[Data entries]
— BEGIN —

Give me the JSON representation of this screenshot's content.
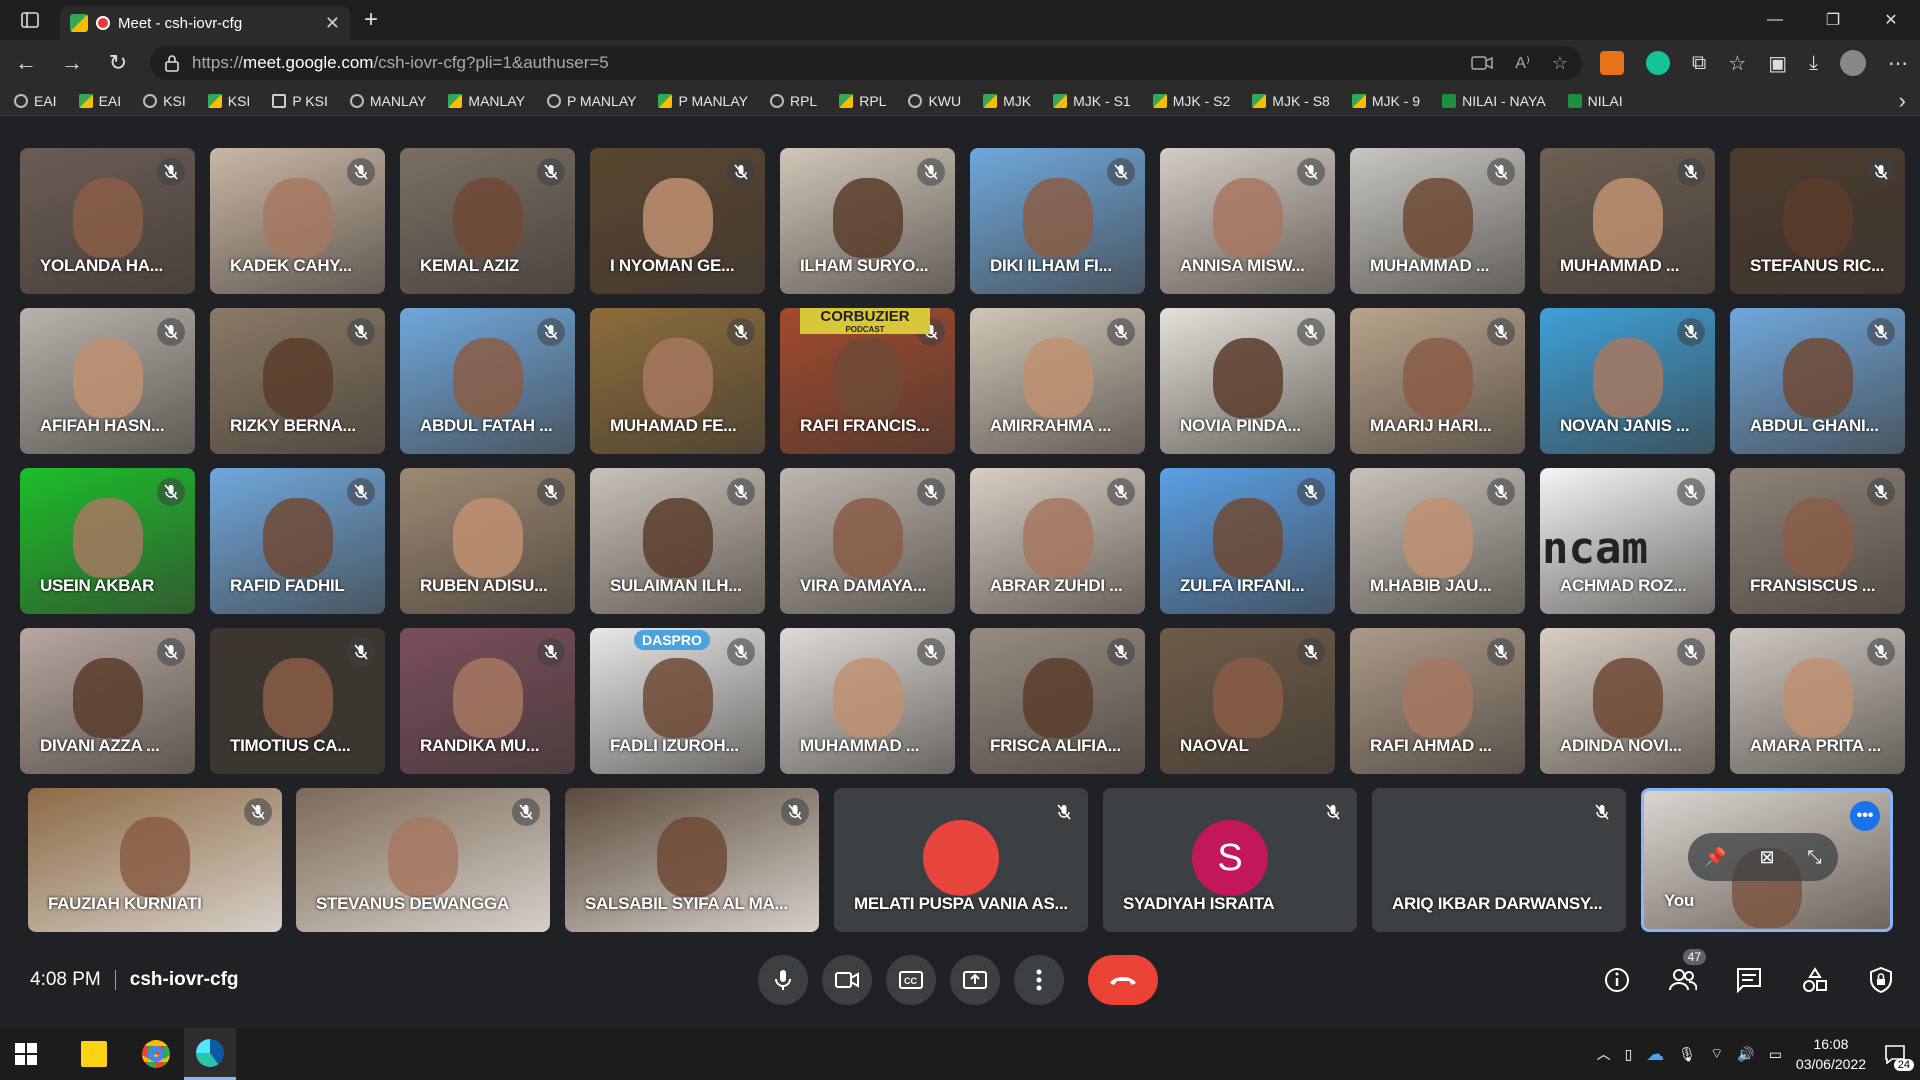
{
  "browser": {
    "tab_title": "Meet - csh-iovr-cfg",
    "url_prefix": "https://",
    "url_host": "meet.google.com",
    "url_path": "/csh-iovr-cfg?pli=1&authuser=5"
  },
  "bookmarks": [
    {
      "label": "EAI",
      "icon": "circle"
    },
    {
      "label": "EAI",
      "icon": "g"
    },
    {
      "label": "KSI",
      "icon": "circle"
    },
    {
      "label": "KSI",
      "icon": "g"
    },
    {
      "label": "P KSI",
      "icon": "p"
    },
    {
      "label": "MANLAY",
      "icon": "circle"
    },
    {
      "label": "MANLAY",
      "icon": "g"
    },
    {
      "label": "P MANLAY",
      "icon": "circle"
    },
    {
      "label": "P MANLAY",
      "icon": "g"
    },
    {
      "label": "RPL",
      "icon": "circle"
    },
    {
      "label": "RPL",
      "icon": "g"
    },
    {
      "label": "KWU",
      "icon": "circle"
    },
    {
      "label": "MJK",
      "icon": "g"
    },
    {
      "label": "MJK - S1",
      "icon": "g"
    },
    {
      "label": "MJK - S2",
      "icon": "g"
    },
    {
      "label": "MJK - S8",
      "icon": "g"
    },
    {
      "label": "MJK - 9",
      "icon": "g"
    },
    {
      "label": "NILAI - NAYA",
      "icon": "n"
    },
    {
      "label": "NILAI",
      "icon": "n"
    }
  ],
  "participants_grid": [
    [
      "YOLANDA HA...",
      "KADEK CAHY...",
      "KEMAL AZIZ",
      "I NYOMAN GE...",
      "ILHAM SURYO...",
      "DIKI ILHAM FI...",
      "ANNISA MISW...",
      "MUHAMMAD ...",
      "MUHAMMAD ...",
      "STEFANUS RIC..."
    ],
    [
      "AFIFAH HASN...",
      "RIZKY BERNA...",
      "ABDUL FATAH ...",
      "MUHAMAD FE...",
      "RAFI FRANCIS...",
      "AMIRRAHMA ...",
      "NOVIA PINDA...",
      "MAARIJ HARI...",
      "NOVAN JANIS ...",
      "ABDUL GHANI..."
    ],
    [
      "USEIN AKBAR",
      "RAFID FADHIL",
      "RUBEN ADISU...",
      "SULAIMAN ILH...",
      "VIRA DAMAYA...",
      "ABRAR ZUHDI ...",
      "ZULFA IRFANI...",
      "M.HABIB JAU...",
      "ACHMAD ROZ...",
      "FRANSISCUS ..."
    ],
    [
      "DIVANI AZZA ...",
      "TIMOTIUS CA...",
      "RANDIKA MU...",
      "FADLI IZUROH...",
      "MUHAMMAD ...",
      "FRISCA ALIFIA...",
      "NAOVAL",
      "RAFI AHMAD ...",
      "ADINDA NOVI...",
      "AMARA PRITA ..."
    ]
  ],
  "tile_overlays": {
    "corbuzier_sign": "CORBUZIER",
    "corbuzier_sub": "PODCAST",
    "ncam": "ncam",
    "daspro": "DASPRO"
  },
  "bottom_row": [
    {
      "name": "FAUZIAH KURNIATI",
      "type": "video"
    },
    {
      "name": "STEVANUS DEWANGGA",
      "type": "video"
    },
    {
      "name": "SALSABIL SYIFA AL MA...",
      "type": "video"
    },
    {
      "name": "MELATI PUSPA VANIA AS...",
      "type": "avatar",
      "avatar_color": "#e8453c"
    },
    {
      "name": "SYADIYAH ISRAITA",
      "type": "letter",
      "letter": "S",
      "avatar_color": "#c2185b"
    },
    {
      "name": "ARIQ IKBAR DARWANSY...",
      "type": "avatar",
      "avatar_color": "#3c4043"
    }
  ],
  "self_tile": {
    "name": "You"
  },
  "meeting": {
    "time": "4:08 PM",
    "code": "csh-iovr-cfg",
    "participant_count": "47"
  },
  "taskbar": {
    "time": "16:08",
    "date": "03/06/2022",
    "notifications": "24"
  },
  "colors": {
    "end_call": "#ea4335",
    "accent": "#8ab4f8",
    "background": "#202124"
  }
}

— END —
— BEGIN —

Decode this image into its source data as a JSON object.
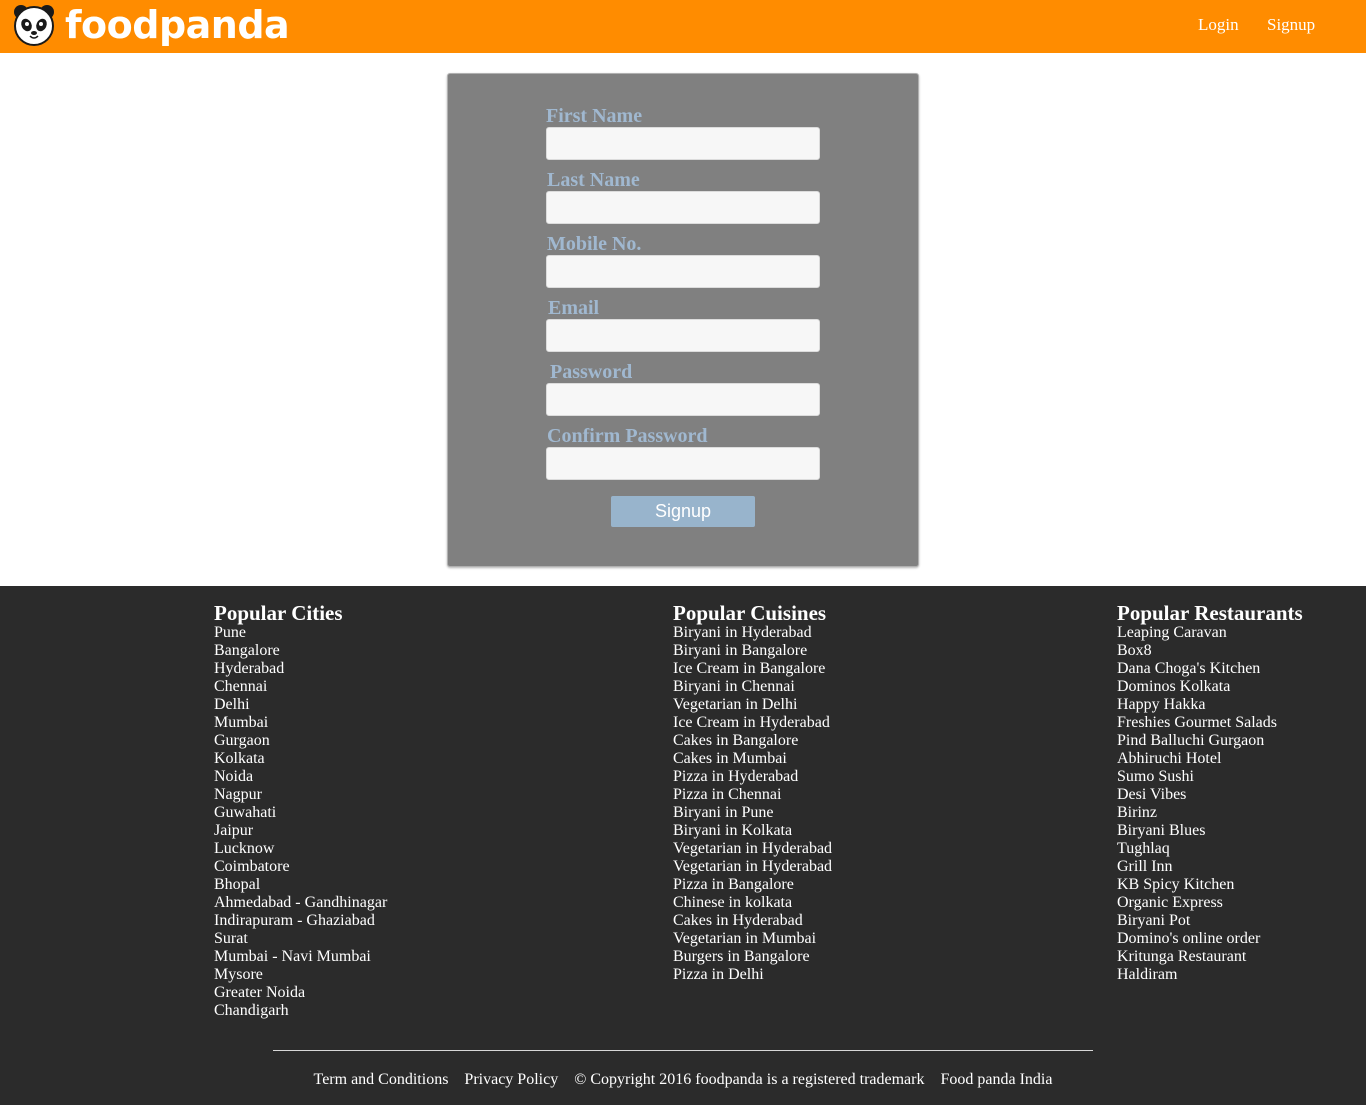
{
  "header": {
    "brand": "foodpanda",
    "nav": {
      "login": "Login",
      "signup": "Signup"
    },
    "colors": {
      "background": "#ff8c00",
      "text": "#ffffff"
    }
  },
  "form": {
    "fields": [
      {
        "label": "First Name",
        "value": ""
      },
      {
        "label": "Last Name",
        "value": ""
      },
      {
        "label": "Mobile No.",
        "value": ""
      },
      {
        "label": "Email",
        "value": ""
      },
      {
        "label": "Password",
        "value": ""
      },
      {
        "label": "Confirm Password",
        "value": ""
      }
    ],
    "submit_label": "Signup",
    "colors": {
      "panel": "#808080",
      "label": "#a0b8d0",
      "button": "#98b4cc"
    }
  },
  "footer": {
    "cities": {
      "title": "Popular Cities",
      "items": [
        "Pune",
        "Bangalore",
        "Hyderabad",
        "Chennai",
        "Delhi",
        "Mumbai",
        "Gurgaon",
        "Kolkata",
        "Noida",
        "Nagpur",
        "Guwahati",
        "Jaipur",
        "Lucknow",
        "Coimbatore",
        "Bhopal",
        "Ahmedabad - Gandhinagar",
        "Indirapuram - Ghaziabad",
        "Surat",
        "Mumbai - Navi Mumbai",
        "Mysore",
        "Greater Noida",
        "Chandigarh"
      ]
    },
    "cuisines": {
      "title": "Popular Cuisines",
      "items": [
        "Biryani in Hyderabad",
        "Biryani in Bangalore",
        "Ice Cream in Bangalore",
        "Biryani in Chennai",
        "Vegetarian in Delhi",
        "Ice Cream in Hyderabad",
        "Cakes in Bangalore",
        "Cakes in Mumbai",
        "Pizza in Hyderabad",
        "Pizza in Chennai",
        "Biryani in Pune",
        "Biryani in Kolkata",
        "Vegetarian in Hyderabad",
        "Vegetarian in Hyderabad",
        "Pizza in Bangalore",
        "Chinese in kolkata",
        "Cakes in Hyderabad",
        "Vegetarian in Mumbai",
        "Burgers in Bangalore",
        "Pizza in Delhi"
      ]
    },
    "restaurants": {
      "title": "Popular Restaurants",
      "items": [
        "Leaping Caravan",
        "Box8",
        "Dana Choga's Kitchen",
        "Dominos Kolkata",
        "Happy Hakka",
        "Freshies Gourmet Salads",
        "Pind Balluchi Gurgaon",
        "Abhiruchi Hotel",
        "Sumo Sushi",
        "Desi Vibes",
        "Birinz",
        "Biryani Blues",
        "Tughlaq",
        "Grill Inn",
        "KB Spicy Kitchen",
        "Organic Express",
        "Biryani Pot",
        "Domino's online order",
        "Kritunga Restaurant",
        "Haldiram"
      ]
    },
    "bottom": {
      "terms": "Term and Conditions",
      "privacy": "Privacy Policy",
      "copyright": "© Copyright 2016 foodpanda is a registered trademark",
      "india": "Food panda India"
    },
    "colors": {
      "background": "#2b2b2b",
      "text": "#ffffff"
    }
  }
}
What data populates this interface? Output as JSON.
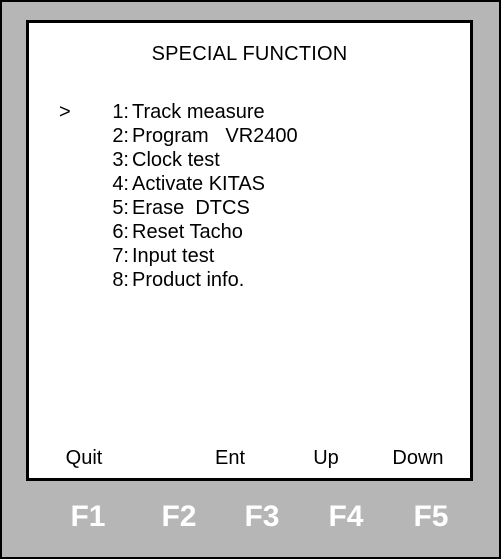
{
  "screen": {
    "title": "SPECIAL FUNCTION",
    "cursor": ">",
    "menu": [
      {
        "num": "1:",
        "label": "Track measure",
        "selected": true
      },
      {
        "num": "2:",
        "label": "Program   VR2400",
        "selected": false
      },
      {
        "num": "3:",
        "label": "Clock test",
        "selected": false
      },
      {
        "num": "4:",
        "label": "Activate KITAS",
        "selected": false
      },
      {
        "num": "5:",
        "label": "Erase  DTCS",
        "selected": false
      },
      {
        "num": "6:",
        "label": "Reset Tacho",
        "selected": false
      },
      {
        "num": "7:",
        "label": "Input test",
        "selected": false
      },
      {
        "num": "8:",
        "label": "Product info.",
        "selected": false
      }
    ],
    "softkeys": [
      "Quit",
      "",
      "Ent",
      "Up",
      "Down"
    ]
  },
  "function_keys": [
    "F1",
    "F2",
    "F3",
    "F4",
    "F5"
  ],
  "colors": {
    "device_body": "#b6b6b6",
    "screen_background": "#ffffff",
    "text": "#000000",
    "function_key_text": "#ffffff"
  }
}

— END —
— BEGIN —

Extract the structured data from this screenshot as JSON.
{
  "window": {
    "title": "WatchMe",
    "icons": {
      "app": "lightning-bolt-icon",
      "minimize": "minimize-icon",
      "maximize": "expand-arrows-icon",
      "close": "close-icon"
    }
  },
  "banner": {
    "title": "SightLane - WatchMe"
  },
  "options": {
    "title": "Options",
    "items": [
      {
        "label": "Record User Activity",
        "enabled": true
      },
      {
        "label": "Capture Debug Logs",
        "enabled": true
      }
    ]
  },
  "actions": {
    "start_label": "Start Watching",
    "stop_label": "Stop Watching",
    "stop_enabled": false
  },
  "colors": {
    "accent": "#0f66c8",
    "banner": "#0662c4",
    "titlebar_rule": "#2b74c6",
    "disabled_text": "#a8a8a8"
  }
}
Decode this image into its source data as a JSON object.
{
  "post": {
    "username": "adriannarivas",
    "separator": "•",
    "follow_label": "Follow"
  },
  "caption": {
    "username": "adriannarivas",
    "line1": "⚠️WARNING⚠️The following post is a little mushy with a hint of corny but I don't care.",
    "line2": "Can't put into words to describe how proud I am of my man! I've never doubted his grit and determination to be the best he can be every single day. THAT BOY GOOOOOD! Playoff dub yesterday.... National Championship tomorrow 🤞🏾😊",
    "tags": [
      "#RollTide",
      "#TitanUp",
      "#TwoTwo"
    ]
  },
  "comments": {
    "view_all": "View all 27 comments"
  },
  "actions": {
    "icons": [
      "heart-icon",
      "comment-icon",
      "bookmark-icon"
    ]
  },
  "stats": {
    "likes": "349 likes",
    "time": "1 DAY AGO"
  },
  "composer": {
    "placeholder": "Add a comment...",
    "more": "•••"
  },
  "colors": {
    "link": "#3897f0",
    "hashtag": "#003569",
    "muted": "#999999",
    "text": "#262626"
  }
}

— END —

# WHAT THIS TASK INVOLVES
Track down the lines that include the word "WatchMe" and copy them.

# OUTPUT FOR THIS TASK
    "title": "WatchMe",
    "title": "SightLane - WatchMe"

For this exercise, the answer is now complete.